==== INFORMATION GIVEN ====
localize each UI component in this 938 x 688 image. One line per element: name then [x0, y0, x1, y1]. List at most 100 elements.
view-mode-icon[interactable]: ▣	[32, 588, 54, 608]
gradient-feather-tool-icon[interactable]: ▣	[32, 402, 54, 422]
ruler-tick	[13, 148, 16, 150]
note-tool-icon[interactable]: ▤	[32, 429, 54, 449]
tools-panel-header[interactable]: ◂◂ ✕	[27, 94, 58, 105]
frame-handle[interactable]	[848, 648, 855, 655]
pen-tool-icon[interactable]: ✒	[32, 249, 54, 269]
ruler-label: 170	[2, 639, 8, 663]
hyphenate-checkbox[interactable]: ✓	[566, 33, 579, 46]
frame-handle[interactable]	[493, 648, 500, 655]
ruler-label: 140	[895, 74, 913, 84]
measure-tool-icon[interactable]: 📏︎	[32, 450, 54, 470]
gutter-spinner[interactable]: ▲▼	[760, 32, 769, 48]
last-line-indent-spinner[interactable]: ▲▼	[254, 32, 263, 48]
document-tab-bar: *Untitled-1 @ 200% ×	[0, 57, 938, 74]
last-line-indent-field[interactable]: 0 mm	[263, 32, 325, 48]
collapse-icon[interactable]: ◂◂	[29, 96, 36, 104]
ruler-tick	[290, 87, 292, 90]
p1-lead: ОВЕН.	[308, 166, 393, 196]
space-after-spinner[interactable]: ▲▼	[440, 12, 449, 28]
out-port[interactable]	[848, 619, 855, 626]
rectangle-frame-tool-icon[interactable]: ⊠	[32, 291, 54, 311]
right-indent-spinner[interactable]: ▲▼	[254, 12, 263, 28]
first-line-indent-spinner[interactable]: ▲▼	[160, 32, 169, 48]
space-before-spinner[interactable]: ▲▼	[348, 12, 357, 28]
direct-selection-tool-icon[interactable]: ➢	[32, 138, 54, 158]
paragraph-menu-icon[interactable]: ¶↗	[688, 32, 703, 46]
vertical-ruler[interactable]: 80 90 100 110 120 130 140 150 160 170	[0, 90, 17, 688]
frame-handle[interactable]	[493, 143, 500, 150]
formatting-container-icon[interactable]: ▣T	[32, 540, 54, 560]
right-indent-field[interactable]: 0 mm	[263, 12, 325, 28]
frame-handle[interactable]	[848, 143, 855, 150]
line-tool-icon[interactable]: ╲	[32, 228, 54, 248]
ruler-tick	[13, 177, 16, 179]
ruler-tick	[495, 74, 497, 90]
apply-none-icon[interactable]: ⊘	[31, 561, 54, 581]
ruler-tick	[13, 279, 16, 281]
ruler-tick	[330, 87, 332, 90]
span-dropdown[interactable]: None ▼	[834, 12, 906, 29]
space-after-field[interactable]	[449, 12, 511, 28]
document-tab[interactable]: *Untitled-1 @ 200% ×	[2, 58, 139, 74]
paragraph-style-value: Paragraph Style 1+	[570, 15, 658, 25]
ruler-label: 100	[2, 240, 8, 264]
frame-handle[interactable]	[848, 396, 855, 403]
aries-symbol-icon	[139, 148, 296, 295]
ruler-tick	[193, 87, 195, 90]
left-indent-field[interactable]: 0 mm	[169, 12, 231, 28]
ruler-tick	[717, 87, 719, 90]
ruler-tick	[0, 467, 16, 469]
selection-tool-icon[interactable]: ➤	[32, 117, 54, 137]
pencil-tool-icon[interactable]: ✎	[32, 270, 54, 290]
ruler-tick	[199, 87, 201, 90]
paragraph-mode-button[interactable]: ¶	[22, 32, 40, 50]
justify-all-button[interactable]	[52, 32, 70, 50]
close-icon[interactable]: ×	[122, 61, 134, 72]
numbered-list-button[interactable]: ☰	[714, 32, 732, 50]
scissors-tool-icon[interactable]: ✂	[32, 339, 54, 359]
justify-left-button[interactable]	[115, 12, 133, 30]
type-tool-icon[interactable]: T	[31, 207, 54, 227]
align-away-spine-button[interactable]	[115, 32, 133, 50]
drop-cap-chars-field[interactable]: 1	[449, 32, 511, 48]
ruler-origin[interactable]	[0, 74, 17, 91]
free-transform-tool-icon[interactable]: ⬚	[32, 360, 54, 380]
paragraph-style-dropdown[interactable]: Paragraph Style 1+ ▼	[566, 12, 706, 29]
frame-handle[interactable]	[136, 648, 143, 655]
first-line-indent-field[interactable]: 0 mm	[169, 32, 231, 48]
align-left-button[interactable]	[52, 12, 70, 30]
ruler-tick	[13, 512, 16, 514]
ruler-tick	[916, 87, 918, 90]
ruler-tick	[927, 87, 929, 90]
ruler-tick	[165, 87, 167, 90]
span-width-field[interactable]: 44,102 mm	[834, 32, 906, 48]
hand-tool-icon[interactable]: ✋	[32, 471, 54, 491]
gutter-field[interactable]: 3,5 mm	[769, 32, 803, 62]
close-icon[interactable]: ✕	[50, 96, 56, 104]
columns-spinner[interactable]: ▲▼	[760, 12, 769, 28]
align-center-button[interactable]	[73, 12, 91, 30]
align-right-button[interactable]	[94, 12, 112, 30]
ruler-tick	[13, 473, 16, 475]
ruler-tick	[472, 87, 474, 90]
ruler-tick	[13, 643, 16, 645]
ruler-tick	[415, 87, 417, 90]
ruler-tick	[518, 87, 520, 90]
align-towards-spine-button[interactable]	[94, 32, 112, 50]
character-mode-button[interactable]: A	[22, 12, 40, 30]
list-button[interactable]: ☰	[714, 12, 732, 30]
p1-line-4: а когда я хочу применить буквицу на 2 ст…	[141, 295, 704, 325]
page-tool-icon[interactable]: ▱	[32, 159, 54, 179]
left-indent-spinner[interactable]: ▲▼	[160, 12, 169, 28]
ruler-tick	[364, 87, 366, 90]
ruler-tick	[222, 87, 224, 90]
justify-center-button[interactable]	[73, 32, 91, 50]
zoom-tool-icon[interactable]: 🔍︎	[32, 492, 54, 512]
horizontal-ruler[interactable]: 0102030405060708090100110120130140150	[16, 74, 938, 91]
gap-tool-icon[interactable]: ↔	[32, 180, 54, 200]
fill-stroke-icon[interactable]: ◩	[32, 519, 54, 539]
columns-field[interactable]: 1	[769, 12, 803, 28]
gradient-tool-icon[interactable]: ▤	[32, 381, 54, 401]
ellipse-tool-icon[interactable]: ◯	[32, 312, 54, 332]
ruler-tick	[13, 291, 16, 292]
====
▶ WHAT YOU SHOULD DO
Render the lines from the beginning of the data through the line containing "402, 54, 422]" as a numbered list, omitting any blank lines.

▶ FINISHED ANSWER
1. localize each UI component in this 938 x 688 image. One line per element: name then [x0, y0, x1, y1]. List at most 100 elements.
2. view-mode-icon[interactable]: ▣	[32, 588, 54, 608]
3. gradient-feather-tool-icon[interactable]: ▣	[32, 402, 54, 422]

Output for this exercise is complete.